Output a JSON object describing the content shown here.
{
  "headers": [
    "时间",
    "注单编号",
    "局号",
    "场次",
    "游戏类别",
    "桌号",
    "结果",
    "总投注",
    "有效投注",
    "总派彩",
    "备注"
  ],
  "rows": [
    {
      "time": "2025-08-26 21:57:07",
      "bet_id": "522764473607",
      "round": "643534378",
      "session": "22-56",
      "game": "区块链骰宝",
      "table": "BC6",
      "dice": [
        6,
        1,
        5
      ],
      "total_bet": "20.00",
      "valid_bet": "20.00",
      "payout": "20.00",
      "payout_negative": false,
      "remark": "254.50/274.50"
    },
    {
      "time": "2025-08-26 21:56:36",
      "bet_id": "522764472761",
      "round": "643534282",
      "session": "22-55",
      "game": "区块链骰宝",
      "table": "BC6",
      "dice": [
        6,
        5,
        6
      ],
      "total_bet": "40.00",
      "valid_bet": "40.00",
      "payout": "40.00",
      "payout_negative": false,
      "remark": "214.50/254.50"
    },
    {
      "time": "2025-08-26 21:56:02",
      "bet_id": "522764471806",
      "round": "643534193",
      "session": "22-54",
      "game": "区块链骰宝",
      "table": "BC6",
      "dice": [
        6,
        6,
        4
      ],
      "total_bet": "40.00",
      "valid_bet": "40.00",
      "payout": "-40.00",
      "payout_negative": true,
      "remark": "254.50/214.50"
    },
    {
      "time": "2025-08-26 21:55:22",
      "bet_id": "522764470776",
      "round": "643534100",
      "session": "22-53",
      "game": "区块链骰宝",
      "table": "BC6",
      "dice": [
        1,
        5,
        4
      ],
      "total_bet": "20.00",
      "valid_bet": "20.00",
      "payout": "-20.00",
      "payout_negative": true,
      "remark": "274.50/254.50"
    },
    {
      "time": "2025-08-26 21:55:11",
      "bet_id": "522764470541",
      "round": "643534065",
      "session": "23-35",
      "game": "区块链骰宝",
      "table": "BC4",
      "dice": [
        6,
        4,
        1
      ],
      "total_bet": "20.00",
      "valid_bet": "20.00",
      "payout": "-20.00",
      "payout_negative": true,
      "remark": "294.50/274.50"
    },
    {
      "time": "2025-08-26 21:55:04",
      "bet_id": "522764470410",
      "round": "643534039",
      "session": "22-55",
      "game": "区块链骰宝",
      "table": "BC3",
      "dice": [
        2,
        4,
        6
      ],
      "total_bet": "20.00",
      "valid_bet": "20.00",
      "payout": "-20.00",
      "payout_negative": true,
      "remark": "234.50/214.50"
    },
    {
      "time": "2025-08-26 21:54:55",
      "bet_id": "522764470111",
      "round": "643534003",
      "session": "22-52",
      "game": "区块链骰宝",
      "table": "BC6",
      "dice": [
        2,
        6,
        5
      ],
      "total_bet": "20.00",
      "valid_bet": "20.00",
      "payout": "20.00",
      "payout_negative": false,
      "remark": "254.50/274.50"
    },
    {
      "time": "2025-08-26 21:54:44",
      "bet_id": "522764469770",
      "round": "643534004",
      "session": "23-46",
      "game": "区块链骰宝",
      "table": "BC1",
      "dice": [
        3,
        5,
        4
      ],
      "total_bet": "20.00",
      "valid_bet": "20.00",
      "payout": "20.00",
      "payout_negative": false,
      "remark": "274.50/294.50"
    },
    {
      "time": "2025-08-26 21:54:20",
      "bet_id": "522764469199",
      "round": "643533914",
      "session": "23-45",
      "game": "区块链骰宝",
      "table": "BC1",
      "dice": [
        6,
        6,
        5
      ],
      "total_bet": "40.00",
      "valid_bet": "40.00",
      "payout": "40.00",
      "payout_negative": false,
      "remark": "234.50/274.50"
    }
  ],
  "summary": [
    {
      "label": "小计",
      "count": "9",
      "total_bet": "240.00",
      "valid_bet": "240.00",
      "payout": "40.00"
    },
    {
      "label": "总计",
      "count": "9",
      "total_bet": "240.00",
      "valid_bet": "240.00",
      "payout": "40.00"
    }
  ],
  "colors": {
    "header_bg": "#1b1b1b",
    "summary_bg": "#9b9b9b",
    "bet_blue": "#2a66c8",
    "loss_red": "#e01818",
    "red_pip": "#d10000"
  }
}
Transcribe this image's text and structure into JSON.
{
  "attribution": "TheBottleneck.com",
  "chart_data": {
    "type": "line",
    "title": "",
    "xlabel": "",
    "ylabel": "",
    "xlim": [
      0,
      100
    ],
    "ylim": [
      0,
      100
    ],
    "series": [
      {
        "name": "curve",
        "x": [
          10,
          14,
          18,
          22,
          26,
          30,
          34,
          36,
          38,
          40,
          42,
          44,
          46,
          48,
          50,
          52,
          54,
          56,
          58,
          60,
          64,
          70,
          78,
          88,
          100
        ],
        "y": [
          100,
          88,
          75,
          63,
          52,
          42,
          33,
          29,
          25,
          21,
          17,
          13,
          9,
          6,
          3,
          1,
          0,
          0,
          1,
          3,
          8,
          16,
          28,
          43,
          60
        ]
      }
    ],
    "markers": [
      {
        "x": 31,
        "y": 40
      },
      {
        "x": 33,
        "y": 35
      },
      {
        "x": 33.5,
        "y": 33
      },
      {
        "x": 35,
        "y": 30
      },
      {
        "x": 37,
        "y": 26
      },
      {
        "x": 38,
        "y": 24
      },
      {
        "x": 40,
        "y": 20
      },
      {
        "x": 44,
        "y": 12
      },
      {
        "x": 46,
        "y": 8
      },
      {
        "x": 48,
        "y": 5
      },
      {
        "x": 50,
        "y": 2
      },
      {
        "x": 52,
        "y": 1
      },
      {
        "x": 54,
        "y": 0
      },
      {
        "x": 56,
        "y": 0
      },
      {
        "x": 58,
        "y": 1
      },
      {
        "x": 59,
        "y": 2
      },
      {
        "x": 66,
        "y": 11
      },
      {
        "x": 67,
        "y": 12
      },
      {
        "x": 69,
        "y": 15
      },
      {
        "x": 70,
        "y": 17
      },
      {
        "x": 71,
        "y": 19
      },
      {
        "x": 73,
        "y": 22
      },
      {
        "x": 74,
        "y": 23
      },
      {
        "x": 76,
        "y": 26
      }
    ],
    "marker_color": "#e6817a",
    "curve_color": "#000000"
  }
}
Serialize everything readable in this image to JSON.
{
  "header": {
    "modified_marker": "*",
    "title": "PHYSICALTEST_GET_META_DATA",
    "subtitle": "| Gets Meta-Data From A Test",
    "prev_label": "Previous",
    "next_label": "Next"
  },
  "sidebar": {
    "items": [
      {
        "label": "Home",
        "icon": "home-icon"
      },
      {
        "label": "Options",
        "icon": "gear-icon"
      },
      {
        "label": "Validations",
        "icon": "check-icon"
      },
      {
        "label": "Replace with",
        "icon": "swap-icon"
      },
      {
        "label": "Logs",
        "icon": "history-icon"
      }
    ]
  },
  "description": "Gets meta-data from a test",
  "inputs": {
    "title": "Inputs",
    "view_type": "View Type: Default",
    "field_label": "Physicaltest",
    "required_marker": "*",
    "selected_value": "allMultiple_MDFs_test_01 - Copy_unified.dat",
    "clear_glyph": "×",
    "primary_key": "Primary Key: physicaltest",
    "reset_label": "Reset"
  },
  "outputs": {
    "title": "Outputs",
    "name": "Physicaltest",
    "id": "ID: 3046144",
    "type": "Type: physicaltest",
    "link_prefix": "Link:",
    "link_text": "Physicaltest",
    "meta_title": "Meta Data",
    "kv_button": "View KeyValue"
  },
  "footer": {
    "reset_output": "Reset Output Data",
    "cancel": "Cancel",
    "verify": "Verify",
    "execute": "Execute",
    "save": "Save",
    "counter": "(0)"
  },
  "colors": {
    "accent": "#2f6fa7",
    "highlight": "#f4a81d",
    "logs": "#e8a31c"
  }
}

### [THE REQUEST]
Go through the records and gather the lines that hold "this".

### [FINAL ANSWER]
Transcribe this image's text and structure into JSON.
Serialize everything readable in this image to JSON.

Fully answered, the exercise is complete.